• **Aim of the exercise**
Restate the entries word for word, omitting nothing.

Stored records

= = = = = = =

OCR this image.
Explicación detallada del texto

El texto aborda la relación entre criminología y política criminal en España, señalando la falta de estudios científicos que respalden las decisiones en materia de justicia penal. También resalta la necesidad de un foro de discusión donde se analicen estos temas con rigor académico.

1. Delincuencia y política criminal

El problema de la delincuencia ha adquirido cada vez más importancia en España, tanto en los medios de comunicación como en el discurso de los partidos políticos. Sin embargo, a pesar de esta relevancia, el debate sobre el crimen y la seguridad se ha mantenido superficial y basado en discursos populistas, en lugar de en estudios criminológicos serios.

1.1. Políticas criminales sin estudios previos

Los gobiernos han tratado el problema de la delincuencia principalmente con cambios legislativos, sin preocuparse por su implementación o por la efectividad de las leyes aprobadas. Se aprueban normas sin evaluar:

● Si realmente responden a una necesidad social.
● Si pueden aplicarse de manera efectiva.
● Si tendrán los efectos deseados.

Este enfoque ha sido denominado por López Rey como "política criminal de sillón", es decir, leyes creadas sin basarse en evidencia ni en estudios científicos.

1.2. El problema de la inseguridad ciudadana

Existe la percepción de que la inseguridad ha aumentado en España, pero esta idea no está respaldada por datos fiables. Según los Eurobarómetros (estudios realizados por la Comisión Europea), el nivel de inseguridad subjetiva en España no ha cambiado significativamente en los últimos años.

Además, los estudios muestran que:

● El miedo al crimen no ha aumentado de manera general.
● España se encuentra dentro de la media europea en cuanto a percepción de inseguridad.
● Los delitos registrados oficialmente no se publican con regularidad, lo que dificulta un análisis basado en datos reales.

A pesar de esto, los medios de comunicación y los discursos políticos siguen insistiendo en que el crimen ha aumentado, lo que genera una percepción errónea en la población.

= = = = = = =

• **Response to this exercise**
OCR this image.
Explicación detallada del texto

El texto aborda la relación entre criminología y política criminal en España, señalando la falta de estudios científicos que respalden las decisiones en materia de justicia penal. También resalta la necesidad de un foro de discusión donde se analicen estos temas con rigor académico.

1. Delincuencia y política criminal

El problema de la delincuencia ha adquirido cada vez más importancia en España, tanto en los medios de comunicación como en el discurso de los partidos políticos. Sin embargo, a pesar de esta relevancia, el debate sobre el crimen y la seguridad se ha mantenido superficial y basado en discursos populistas, en lugar de en estudios criminológicos serios.

1.1. Políticas criminales sin estudios previos

Los gobiernos han tratado el problema de la delincuencia principalmente con cambios legislativos, sin preocuparse por su implementación o por la efectividad de las leyes aprobadas. Se aprueban normas sin evaluar:

● Si realmente responden a una necesidad social.
● Si pueden aplicarse de manera efectiva.
● Si tendrán los efectos deseados.

Este enfoque ha sido denominado por López Rey como "política criminal de sillón", es decir, leyes creadas sin basarse en evidencia ni en estudios científicos.

1.2. El problema de la inseguridad ciudadana

Existe la percepción de que la inseguridad ha aumentado en España, pero esta idea no está respaldada por datos fiables. Según los Eurobarómetros (estudios realizados por la Comisión Europea), el nivel de inseguridad subjetiva en España no ha cambiado significativamente en los últimos años.

Además, los estudios muestran que:

● El miedo al crimen no ha aumentado de manera general.
● España se encuentra dentro de la media europea en cuanto a percepción de inseguridad.
● Los delitos registrados oficialmente no se publican con regularidad, lo que dificulta un análisis basado en datos reales.

A pesar de esto, los medios de comunicación y los discursos políticos siguen insistiendo en que el crimen ha aumentado, lo que genera una percepción errónea en la población.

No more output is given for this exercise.